Data records:
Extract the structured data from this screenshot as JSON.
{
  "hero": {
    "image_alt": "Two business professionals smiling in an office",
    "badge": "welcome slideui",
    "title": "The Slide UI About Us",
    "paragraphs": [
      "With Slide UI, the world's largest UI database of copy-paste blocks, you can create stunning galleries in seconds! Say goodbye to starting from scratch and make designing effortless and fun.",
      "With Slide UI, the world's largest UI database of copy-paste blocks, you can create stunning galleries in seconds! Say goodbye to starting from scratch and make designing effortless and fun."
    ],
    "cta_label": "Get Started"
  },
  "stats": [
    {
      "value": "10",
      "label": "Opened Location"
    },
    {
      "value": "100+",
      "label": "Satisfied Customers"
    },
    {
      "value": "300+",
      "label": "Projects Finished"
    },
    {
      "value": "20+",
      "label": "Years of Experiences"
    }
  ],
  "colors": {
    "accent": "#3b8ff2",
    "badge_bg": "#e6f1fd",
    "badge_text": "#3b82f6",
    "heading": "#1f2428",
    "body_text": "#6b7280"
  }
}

Given task:
The records above need to be transcribed in full. Keep every character unchanged.

Correct result:
Extract the structured data from this screenshot as JSON.
{
  "hero": {
    "image_alt": "Two business professionals smiling in an office",
    "badge": "welcome slideui",
    "title": "The Slide UI About Us",
    "paragraphs": [
      "With Slide UI, the world's largest UI database of copy-paste blocks, you can create stunning galleries in seconds! Say goodbye to starting from scratch and make designing effortless and fun.",
      "With Slide UI, the world's largest UI database of copy-paste blocks, you can create stunning galleries in seconds! Say goodbye to starting from scratch and make designing effortless and fun."
    ],
    "cta_label": "Get Started"
  },
  "stats": [
    {
      "value": "10",
      "label": "Opened Location"
    },
    {
      "value": "100+",
      "label": "Satisfied Customers"
    },
    {
      "value": "300+",
      "label": "Projects Finished"
    },
    {
      "value": "20+",
      "label": "Years of Experiences"
    }
  ],
  "colors": {
    "accent": "#3b8ff2",
    "badge_bg": "#e6f1fd",
    "badge_text": "#3b82f6",
    "heading": "#1f2428",
    "body_text": "#6b7280"
  }
}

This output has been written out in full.